***** Rows *****

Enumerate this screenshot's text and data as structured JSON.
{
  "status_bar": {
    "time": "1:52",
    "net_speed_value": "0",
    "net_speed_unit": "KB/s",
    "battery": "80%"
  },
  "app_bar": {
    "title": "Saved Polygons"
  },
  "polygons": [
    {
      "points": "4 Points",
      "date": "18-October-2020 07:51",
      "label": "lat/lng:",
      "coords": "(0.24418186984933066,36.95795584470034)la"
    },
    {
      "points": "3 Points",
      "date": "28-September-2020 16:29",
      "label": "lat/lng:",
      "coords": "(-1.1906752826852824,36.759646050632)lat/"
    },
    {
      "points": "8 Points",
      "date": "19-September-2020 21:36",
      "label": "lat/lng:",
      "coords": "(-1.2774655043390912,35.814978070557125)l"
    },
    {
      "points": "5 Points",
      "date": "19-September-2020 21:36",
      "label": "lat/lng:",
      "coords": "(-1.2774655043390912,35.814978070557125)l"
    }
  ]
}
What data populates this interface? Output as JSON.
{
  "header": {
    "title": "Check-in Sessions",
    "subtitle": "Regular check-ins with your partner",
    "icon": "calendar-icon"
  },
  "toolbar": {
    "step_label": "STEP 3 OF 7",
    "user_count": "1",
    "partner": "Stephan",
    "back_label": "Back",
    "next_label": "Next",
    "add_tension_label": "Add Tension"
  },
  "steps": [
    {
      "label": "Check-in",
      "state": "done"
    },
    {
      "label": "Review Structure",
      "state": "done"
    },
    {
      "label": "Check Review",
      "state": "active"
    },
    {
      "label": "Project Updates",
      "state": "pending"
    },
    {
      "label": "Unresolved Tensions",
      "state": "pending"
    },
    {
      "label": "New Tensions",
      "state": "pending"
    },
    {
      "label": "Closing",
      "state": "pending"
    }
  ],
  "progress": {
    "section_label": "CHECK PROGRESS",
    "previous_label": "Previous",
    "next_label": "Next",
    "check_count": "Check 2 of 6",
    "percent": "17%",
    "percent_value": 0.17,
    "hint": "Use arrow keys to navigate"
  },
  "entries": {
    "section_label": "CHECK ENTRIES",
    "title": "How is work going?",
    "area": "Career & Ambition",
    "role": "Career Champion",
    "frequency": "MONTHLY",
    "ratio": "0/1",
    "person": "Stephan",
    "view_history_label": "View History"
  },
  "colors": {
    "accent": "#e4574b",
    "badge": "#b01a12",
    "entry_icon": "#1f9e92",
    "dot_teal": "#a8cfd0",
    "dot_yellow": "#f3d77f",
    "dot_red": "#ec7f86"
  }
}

*****

### What needs to be done
Check each line above for the string "Tensions", then copy the ones that have it.

### Exercise response
      "label": "Unresolved Tensions",
      "label": "New Tensions",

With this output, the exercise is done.